** begin Provided records **

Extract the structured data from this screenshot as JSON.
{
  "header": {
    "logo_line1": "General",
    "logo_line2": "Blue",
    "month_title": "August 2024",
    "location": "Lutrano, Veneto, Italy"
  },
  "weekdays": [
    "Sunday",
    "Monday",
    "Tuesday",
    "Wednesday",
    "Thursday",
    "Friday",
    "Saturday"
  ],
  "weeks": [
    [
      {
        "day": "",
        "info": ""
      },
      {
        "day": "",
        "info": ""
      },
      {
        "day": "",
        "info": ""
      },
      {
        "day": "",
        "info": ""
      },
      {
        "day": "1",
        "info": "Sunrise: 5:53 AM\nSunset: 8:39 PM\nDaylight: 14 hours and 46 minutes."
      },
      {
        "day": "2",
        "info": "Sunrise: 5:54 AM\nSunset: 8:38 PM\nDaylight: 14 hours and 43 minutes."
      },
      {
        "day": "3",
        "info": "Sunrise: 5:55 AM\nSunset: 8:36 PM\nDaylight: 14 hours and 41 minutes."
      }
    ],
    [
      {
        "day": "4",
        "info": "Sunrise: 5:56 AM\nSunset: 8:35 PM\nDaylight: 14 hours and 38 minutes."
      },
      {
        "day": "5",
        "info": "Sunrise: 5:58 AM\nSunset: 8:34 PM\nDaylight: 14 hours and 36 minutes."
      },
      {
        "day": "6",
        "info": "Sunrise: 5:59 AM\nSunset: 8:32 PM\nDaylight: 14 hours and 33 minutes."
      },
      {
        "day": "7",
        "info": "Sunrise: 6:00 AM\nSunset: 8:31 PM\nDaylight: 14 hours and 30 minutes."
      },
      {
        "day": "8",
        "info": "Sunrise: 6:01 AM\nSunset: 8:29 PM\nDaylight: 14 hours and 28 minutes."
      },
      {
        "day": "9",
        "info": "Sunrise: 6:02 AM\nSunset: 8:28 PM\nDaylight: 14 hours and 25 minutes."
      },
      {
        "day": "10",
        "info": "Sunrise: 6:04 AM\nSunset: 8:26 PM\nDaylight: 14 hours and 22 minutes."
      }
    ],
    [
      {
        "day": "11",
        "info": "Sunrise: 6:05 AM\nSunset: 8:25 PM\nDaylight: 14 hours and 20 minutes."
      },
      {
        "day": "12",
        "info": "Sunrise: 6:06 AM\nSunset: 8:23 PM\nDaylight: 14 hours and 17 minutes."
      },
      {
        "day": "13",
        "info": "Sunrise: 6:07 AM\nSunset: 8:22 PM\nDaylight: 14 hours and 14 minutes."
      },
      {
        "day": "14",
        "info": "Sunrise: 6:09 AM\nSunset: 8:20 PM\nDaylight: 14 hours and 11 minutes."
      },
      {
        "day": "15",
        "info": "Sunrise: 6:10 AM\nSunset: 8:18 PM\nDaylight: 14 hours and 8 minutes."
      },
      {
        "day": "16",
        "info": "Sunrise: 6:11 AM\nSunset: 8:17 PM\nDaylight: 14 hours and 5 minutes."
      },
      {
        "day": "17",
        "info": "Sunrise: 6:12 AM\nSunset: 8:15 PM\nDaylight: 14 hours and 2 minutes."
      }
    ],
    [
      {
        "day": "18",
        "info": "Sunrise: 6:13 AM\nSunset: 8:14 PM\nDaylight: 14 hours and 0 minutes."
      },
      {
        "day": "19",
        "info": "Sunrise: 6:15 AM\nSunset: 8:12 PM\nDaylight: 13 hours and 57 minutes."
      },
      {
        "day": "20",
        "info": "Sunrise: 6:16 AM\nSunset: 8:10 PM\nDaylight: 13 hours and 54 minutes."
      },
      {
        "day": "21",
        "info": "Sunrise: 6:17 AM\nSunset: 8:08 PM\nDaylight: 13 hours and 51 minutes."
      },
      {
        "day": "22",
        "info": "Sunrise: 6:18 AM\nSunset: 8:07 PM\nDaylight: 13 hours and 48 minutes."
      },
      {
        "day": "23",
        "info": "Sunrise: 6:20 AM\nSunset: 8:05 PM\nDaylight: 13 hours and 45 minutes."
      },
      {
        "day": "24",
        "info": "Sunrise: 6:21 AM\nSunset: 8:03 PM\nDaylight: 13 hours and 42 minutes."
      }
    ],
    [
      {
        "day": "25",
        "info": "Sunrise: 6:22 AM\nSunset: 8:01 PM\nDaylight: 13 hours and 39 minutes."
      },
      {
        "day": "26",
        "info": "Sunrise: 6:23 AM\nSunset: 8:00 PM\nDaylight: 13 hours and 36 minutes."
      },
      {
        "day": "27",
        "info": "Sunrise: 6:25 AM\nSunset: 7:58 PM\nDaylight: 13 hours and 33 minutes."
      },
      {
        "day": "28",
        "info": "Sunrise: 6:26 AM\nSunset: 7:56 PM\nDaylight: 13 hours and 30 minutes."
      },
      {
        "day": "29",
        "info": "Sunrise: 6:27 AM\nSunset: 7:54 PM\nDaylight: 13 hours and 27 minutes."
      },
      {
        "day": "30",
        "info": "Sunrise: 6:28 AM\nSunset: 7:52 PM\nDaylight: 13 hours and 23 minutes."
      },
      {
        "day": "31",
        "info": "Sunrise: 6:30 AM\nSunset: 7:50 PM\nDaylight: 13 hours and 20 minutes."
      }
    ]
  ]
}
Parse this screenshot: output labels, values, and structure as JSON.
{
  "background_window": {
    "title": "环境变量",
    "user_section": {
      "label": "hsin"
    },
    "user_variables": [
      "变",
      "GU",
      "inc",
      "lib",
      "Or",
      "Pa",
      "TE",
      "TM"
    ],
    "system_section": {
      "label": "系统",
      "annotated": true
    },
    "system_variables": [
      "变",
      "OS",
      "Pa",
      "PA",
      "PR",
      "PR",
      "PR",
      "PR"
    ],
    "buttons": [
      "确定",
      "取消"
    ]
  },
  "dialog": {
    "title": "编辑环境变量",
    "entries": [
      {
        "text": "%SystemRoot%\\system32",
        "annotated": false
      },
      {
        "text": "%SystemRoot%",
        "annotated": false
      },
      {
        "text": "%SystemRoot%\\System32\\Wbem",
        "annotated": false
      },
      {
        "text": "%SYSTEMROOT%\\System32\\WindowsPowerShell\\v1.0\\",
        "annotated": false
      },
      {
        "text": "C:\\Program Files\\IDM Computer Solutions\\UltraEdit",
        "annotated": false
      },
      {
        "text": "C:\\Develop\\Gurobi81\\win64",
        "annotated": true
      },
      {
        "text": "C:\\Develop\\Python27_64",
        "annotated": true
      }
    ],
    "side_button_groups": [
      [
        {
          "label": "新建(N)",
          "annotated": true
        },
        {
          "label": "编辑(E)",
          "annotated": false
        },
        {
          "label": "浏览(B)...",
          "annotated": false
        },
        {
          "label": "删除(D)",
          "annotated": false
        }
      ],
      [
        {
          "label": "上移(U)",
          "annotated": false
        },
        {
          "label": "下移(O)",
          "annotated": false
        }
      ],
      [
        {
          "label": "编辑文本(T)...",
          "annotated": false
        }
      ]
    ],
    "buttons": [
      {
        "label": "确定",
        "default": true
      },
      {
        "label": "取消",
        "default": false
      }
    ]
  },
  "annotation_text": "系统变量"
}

** end Provided records **

> **What is expected**:
Repeat the line containing "Parse this screenshot: output" and all subsequent lines through the final line of the data, exactly and with no others.

> **Answer to the problem**:
Parse this screenshot: output labels, values, and structure as JSON.
{
  "background_window": {
    "title": "环境变量",
    "user_section": {
      "label": "hsin"
    },
    "user_variables": [
      "变",
      "GU",
      "inc",
      "lib",
      "Or",
      "Pa",
      "TE",
      "TM"
    ],
    "system_section": {
      "label": "系统",
      "annotated": true
    },
    "system_variables": [
      "变",
      "OS",
      "Pa",
      "PA",
      "PR",
      "PR",
      "PR",
      "PR"
    ],
    "buttons": [
      "确定",
      "取消"
    ]
  },
  "dialog": {
    "title": "编辑环境变量",
    "entries": [
      {
        "text": "%SystemRoot%\\system32",
        "annotated": false
      },
      {
        "text": "%SystemRoot%",
        "annotated": false
      },
      {
        "text": "%SystemRoot%\\System32\\Wbem",
        "annotated": false
      },
      {
        "text": "%SYSTEMROOT%\\System32\\WindowsPowerShell\\v1.0\\",
        "annotated": false
      },
      {
        "text": "C:\\Program Files\\IDM Computer Solutions\\UltraEdit",
        "annotated": false
      },
      {
        "text": "C:\\Develop\\Gurobi81\\win64",
        "annotated": true
      },
      {
        "text": "C:\\Develop\\Python27_64",
        "annotated": true
      }
    ],
    "side_button_groups": [
      [
        {
          "label": "新建(N)",
          "annotated": true
        },
        {
          "label": "编辑(E)",
          "annotated": false
        },
        {
          "label": "浏览(B)...",
          "annotated": false
        },
        {
          "label": "删除(D)",
          "annotated": false
        }
      ],
      [
        {
          "label": "上移(U)",
          "annotated": false
        },
        {
          "label": "下移(O)",
          "annotated": false
        }
      ],
      [
        {
          "label": "编辑文本(T)...",
          "annotated": false
        }
      ]
    ],
    "buttons": [
      {
        "label": "确定",
        "default": true
      },
      {
        "label": "取消",
        "default": false
      }
    ]
  },
  "annotation_text": "系统变量"
}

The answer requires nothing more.